Trecho selecionado -
+ + + +

Na quinta-feira da semana passada, 5.000 trabalhadores sem terra entraram na Esplanada dos Ministérios na hora do almoço pedindo reforma agrária.
Na hora do jantar, no Rio de Janeiro, 500 convidados entraram no Copacabana Palace para festejar os 80 anos do economista Roberto Campos. Podiam parecer cenas de dois países distantes. São assombrosamente próximos.
Faltava pouco para o meio-dia quando os nove motociclistas da PM que tinham aberto o caminho da marcha dos sem-terra pelos dez quilômetros da Asa Sul de Brasília deixaram a pista. Afastaram-se para que a manifestação se fundisse com a concentração da Central Única dos Trabalhadores, na vizinhança do Eixo Monumental. Um deles, o sargento Cícero Lourenço da Silva Neto, 41 anos, é filho de lavrador sem terra do interior do Rio Grande do Norte. Seu colega Edson Vieira de Medeiros, 33 anos, é neto de Manuel Paulino, cangaceiro de Lampião.

+ + + +

Registros fornecidos -
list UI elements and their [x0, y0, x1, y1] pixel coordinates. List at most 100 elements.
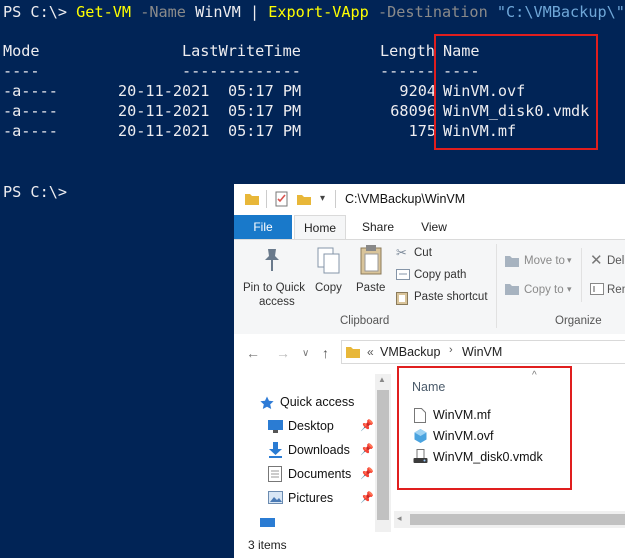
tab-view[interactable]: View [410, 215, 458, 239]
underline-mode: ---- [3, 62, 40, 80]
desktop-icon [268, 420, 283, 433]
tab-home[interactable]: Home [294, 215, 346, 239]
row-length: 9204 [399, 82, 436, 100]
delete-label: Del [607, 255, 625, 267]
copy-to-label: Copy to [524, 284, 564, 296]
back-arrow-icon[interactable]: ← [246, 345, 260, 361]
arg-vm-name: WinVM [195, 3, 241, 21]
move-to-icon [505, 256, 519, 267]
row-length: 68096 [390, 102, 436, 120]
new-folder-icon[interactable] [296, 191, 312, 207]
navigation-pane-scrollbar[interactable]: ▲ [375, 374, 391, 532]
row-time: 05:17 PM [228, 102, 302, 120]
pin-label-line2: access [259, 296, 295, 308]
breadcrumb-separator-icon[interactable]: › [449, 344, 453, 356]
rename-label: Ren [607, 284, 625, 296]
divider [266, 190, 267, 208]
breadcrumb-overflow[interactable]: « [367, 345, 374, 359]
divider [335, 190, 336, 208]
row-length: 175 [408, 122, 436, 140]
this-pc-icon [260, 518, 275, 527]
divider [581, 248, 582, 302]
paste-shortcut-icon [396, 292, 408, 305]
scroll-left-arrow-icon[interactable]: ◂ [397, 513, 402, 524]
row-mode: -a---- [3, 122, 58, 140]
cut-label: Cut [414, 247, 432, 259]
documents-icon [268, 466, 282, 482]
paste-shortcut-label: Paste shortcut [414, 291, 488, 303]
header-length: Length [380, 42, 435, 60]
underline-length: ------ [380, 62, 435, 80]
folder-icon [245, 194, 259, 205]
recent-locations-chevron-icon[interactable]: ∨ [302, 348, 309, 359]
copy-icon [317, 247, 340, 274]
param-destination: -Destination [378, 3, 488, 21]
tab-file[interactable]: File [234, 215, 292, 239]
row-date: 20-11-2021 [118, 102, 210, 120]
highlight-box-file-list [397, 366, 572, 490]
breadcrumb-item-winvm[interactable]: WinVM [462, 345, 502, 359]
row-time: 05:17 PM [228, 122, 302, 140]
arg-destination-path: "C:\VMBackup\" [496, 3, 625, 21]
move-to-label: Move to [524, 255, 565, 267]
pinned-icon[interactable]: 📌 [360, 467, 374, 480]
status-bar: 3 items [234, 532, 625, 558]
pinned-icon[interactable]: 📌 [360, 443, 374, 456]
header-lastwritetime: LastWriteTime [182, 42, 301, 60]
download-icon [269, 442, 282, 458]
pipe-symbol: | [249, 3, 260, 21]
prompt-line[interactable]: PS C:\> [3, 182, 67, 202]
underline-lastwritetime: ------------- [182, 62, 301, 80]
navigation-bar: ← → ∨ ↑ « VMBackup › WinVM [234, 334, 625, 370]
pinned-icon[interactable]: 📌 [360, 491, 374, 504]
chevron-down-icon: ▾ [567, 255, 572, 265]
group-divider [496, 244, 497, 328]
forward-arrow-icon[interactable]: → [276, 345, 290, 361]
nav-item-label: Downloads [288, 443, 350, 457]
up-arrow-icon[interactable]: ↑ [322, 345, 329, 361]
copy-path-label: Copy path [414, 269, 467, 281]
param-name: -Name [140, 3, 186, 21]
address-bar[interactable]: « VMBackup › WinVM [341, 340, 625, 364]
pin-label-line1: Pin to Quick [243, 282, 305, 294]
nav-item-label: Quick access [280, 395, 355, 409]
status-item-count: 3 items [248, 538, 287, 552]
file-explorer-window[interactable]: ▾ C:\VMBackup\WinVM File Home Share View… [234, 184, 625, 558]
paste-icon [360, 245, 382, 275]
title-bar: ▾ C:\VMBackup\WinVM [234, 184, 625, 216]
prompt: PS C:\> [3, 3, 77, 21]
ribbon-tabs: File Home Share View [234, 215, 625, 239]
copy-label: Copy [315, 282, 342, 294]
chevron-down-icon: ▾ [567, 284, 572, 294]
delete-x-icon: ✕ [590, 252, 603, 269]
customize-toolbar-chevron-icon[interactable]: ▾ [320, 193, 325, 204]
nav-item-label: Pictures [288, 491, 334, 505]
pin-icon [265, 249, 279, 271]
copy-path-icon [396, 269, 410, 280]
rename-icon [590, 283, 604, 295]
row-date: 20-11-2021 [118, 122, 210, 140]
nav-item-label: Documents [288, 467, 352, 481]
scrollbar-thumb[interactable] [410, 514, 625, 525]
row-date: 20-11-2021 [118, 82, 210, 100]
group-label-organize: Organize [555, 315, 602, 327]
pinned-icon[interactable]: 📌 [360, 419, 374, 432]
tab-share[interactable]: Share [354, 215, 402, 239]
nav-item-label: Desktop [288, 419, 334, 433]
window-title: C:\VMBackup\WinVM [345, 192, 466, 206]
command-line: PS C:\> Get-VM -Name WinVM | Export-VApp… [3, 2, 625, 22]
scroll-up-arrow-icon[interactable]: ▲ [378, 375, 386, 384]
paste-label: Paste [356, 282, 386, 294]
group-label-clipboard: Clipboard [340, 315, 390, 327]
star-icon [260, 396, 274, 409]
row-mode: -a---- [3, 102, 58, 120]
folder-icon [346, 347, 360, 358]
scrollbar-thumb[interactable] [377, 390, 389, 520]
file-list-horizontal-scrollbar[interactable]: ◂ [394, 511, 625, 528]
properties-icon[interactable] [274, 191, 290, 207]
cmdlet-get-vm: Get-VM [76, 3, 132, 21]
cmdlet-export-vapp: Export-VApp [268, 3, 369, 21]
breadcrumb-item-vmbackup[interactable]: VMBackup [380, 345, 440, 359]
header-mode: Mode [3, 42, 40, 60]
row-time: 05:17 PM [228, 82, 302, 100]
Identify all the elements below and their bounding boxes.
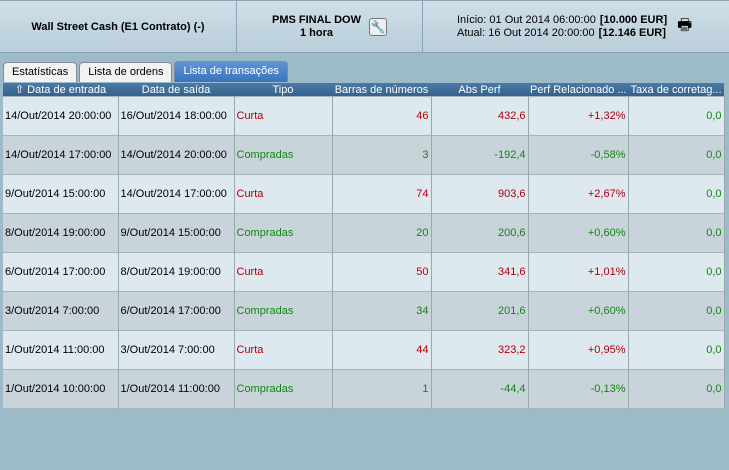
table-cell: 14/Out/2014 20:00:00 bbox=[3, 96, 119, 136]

+ + + +

Objetivo proposto - Dê seguimento à reportagem sobre a marcha dos sem-terra em Brasília e a festa de Roberto Campos, começando logo após a última frase do trecho selecionado.

Resposta ao problema -
Atrás deles, iam 5.000 brasileiros com histórias diferentes, todos sem terra para trabalhar. Todos com as camisetas brancas do MST impecavelmente limpas, como as camisas dos smokings do jantar do Copacabana Palace.
Alguns eram veteranos, como Zenon Kovalki, 47 anos, assentado desde 1991, depois de viver 21 meses acampado. Kovalki é daqueles militantes do Movimento dos Trabalhadores Rurais Sem Terra, o MST, que podem dizer uma frase mágica: "Estive na Anoni". Isso significa que ele viu o MST nascer na invasão da Fazenda Anoni, no Rio Grande do Sul, em 1979. A ditadura militar achou que resolvia o problema entregando-o a um coronel, o fazendeiro tentou resolvê-lo oferecendo uma propina a um amigo que tinha um amigo no Planalto. Aquela invasão parecia coisa de visionários incapazes de entender a onipotência do poder militar. Hoje, o assentamento de Kovalki (Guaíba) produz o melhor leite da rede de abastecimento de Porto Alegre. Dos seus 7 irmãos, que não cabiam na terra do pai, 2 estão assentados. Sua filha Raquel, de 16 anos, está na sétima série do supletivo. Kovalki é um militante impregnado pelo jargão esquerdista do MST. Quando quer dizer que é melhor deixar para resolver um assunto no dia seguinte, diz assim: "Como proposta de encaminhamento, a gente se ajeita e vê amanhã o que se faz".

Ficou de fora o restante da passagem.